Wherever a line holds the string "population", copy that line.
++++ GIVEN INFORMATION
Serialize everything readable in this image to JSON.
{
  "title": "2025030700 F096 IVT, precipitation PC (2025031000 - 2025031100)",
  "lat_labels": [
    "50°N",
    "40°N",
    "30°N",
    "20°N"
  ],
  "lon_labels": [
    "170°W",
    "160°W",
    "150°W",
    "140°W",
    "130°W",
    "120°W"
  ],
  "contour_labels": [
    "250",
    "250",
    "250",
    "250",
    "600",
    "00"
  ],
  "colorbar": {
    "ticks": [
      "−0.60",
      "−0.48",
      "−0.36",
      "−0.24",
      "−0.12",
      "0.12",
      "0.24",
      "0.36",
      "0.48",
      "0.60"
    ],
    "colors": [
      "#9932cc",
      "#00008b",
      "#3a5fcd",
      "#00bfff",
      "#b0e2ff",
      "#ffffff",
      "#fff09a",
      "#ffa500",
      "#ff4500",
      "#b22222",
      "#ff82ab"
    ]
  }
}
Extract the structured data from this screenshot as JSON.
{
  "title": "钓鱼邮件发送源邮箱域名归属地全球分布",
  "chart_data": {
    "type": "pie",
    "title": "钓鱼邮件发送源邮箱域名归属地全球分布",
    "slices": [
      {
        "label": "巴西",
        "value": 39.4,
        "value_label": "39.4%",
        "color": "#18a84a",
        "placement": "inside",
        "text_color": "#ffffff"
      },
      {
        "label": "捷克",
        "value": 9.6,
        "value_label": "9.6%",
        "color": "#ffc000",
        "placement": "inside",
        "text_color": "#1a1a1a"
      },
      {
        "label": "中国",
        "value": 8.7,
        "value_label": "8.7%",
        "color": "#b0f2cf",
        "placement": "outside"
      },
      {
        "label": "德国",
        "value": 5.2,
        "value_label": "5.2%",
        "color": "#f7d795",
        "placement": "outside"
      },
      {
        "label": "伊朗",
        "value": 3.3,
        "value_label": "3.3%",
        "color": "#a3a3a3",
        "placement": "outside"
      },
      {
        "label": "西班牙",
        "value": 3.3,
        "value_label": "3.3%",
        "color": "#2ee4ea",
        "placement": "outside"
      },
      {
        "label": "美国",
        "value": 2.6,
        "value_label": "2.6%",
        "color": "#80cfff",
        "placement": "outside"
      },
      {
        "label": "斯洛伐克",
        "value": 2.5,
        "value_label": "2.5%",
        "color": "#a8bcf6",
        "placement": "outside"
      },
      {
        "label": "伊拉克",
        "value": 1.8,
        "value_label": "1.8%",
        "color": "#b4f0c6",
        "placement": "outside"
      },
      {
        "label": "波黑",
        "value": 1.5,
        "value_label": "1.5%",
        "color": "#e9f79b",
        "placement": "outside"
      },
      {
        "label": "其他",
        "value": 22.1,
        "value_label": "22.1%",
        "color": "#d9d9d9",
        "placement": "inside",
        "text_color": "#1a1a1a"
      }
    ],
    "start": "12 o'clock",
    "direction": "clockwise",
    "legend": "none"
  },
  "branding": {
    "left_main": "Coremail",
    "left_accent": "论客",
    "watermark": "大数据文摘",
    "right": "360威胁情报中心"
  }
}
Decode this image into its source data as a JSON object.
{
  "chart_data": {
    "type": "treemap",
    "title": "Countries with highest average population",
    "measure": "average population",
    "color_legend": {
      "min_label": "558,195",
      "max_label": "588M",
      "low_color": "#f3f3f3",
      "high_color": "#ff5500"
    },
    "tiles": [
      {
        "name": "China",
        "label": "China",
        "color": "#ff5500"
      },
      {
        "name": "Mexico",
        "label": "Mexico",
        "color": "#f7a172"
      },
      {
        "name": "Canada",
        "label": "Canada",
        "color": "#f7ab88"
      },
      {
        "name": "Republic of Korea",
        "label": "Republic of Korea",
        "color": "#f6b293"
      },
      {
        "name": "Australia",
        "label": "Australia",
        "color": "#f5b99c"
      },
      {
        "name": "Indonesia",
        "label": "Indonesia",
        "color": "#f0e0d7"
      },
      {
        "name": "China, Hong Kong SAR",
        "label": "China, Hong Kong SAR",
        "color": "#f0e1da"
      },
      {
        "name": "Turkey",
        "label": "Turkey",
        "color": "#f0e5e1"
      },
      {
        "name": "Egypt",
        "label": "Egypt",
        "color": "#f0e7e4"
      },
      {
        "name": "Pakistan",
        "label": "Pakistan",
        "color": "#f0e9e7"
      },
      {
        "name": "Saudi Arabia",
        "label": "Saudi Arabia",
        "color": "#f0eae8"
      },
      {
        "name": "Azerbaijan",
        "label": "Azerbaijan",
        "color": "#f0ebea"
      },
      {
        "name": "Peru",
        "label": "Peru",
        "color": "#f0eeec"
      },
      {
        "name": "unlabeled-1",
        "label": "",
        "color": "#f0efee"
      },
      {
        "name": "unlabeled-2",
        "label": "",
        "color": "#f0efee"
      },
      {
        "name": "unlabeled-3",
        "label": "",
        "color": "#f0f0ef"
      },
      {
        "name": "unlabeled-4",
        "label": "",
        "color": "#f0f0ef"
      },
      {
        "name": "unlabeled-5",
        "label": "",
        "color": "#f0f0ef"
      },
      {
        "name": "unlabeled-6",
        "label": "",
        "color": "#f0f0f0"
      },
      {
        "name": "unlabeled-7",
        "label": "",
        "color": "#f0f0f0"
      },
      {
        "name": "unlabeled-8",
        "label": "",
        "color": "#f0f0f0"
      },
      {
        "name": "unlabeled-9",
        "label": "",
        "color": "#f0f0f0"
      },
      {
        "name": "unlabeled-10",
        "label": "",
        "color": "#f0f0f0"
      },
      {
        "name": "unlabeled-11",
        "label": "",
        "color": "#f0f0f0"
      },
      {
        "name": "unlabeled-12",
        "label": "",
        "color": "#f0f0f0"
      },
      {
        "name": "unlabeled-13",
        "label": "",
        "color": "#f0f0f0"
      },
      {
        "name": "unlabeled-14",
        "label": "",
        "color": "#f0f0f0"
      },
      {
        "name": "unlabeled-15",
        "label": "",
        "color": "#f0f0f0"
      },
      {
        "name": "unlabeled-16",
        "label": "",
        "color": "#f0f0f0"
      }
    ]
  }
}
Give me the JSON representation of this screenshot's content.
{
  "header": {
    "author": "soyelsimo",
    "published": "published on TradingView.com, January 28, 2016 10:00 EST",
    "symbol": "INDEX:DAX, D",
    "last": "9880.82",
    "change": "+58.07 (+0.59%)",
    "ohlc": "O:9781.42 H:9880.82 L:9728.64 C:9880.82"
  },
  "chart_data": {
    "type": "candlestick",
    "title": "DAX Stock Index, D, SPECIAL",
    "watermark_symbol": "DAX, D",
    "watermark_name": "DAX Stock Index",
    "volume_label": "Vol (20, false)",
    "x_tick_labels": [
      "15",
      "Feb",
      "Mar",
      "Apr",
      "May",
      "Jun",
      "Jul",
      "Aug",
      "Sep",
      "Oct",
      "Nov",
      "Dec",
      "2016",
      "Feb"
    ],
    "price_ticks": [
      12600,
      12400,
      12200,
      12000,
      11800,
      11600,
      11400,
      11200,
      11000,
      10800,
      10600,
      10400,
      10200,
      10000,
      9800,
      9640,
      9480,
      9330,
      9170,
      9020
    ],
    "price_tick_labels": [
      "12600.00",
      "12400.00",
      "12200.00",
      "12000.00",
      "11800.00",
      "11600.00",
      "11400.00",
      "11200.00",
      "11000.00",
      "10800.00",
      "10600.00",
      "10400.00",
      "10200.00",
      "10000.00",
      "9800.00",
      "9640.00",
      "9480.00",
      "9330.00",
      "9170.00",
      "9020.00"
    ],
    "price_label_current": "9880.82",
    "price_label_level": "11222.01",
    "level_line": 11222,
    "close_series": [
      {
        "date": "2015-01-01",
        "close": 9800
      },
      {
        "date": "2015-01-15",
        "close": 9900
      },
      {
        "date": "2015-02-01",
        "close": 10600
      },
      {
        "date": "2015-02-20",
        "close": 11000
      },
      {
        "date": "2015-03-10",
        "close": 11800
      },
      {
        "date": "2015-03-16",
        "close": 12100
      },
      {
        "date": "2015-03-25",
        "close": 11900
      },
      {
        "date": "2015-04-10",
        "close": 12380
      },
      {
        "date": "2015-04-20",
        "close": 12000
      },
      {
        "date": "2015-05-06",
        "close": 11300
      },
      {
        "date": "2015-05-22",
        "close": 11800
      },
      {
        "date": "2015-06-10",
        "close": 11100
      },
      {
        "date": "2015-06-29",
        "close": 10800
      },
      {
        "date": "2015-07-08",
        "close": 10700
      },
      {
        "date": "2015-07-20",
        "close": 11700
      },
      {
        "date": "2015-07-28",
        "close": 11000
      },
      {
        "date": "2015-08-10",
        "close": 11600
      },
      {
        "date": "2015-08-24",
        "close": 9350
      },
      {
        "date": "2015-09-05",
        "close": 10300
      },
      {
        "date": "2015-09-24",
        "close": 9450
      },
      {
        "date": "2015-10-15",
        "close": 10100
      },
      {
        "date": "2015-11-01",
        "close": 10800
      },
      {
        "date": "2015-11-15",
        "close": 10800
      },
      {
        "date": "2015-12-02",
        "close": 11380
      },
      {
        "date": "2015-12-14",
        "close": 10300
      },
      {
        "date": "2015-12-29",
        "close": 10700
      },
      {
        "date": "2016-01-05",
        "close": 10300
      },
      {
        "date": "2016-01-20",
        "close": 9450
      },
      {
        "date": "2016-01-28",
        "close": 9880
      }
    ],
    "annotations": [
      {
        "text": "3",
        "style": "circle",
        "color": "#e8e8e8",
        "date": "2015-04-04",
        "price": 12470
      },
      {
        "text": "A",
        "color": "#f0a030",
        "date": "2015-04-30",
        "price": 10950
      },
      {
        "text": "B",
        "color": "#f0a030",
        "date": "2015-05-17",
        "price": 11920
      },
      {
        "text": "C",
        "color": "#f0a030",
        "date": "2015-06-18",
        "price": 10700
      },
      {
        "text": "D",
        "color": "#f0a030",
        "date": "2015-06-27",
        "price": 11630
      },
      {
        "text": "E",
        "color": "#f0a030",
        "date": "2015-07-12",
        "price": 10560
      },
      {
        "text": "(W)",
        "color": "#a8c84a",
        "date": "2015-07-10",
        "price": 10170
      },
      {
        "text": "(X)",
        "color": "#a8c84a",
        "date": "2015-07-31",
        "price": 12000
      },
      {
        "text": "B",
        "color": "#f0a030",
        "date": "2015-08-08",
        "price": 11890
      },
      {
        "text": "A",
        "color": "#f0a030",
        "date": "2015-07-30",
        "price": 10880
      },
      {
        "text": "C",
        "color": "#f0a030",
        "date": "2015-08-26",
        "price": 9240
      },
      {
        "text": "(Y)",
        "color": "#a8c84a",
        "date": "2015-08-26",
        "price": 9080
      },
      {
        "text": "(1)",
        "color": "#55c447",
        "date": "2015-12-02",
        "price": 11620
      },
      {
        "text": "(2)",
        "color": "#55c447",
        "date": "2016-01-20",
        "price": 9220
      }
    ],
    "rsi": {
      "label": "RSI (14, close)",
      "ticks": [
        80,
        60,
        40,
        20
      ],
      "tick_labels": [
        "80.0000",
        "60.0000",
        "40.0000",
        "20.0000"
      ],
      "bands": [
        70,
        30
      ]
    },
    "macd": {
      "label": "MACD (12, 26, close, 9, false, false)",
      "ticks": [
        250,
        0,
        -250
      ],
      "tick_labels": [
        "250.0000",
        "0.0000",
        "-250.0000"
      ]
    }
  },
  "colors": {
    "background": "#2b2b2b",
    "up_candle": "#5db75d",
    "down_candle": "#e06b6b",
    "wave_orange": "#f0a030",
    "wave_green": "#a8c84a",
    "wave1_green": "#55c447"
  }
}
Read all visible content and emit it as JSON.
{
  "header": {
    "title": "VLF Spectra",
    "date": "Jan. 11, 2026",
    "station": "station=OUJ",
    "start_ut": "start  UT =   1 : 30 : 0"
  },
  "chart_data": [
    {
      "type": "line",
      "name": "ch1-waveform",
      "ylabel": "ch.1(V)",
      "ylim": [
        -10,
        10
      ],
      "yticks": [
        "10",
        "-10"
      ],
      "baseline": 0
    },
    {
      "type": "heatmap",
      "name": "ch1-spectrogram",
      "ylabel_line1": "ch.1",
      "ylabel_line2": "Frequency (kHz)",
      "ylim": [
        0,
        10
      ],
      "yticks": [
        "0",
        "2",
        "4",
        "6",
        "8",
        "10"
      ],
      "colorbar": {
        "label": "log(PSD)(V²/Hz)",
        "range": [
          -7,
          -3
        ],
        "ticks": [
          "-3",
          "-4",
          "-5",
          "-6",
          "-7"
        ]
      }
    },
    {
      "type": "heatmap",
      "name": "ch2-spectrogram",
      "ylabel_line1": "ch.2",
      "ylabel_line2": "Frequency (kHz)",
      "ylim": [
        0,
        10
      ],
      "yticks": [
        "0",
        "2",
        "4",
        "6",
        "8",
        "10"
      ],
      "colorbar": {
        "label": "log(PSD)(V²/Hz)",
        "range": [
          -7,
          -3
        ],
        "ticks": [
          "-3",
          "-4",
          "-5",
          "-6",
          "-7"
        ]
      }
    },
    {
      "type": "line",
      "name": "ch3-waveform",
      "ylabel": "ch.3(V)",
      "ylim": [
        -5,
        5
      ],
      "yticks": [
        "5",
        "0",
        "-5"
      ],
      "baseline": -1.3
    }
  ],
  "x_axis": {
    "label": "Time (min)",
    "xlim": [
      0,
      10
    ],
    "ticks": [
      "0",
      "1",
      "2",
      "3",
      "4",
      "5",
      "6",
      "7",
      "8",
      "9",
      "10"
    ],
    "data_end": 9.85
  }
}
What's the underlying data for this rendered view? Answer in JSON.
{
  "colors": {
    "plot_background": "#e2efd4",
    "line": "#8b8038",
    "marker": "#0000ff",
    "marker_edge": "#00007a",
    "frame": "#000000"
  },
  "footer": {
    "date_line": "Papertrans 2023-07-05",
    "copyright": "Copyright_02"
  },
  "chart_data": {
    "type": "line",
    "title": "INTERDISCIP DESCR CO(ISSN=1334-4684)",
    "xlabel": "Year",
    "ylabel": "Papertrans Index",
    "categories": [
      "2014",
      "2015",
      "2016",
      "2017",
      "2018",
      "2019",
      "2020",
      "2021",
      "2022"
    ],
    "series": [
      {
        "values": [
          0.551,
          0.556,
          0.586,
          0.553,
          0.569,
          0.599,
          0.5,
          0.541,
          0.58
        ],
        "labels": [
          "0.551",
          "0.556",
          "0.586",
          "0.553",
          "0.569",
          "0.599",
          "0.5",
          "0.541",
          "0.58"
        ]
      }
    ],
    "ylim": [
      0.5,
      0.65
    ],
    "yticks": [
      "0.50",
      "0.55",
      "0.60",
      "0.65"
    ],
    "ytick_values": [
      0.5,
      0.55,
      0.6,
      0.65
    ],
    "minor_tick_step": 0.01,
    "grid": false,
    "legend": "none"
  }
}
++++++++
## ANSWER TO THE EXERCISE
    "title": "Countries with highest average population",
    "measure": "average population",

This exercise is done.